→ Data lines
◆ ◆ ◆
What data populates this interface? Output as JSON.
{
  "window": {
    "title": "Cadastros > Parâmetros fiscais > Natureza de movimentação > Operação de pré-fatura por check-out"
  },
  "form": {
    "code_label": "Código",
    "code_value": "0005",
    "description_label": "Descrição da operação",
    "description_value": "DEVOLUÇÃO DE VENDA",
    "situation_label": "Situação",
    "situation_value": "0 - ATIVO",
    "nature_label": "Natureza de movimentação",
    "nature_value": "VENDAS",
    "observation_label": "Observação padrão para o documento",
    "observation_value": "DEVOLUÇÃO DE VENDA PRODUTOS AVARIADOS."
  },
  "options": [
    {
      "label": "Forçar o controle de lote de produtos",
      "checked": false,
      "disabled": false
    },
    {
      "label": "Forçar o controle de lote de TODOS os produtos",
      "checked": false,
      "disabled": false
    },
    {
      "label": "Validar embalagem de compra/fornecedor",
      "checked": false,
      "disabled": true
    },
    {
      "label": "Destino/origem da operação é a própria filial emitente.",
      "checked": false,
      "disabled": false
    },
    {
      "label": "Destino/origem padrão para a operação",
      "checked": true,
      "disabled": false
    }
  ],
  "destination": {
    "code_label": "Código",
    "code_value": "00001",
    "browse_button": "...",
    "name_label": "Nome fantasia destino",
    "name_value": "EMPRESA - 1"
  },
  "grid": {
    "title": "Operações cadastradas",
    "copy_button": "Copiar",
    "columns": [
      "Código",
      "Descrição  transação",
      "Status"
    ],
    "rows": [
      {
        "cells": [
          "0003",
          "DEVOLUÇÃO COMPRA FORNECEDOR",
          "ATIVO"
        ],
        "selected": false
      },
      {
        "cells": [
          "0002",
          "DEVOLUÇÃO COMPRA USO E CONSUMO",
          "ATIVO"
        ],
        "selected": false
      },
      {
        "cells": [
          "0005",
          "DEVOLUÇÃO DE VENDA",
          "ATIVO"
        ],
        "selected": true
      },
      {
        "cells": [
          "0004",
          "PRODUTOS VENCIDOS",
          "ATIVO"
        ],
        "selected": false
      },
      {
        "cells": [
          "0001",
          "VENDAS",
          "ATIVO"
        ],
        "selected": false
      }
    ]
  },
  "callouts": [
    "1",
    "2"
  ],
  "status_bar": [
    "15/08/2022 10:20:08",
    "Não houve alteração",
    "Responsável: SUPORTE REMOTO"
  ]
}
◆ ◆ ◆
→ Written problem
State how many lines above contain the string "DEVOLUÇÃO", with no other words.

→ Written response
5